TASK STATEMENT
Give all of the lines again exactly as they read.
»»
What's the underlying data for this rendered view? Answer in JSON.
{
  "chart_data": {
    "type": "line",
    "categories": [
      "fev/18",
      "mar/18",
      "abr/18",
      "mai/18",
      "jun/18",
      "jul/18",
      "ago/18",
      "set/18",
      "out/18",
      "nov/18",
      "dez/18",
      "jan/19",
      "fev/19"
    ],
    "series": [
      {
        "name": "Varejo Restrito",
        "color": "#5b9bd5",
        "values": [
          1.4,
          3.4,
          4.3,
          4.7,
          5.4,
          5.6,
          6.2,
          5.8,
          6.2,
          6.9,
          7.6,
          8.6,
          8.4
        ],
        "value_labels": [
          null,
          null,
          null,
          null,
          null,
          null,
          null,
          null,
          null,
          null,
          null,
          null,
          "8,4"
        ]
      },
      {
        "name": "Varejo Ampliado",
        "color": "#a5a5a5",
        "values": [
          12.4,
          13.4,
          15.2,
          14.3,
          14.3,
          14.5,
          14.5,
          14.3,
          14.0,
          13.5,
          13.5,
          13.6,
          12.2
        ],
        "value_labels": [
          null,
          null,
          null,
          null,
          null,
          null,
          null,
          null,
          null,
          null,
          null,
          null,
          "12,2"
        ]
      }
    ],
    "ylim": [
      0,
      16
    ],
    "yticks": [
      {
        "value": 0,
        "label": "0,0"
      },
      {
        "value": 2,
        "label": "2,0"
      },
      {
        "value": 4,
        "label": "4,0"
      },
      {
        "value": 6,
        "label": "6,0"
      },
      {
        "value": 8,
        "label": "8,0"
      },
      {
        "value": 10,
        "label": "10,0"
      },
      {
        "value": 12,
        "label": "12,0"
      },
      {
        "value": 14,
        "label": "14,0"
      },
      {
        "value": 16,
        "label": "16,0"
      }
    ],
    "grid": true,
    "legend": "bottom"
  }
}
««
TASK SOLUTION
What's the underlying data for this rendered view? Answer in JSON.
{
  "chart_data": {
    "type": "line",
    "categories": [
      "fev/18",
      "mar/18",
      "abr/18",
      "mai/18",
      "jun/18",
      "jul/18",
      "ago/18",
      "set/18",
      "out/18",
      "nov/18",
      "dez/18",
      "jan/19",
      "fev/19"
    ],
    "series": [
      {
        "name": "Varejo Restrito",
        "color": "#5b9bd5",
        "values": [
          1.4,
          3.4,
          4.3,
          4.7,
          5.4,
          5.6,
          6.2,
          5.8,
          6.2,
          6.9,
          7.6,
          8.6,
          8.4
        ],
        "value_labels": [
          null,
          null,
          null,
          null,
          null,
          null,
          null,
          null,
          null,
          null,
          null,
          null,
          "8,4"
        ]
      },
      {
        "name": "Varejo Ampliado",
        "color": "#a5a5a5",
        "values": [
          12.4,
          13.4,
          15.2,
          14.3,
          14.3,
          14.5,
          14.5,
          14.3,
          14.0,
          13.5,
          13.5,
          13.6,
          12.2
        ],
        "value_labels": [
          null,
          null,
          null,
          null,
          null,
          null,
          null,
          null,
          null,
          null,
          null,
          null,
          "12,2"
        ]
      }
    ],
    "ylim": [
      0,
      16
    ],
    "yticks": [
      {
        "value": 0,
        "label": "0,0"
      },
      {
        "value": 2,
        "label": "2,0"
      },
      {
        "value": 4,
        "label": "4,0"
      },
      {
        "value": 6,
        "label": "6,0"
      },
      {
        "value": 8,
        "label": "8,0"
      },
      {
        "value": 10,
        "label": "10,0"
      },
      {
        "value": 12,
        "label": "12,0"
      },
      {
        "value": 14,
        "label": "14,0"
      },
      {
        "value": 16,
        "label": "16,0"
      }
    ],
    "grid": true,
    "legend": "bottom"
  }
}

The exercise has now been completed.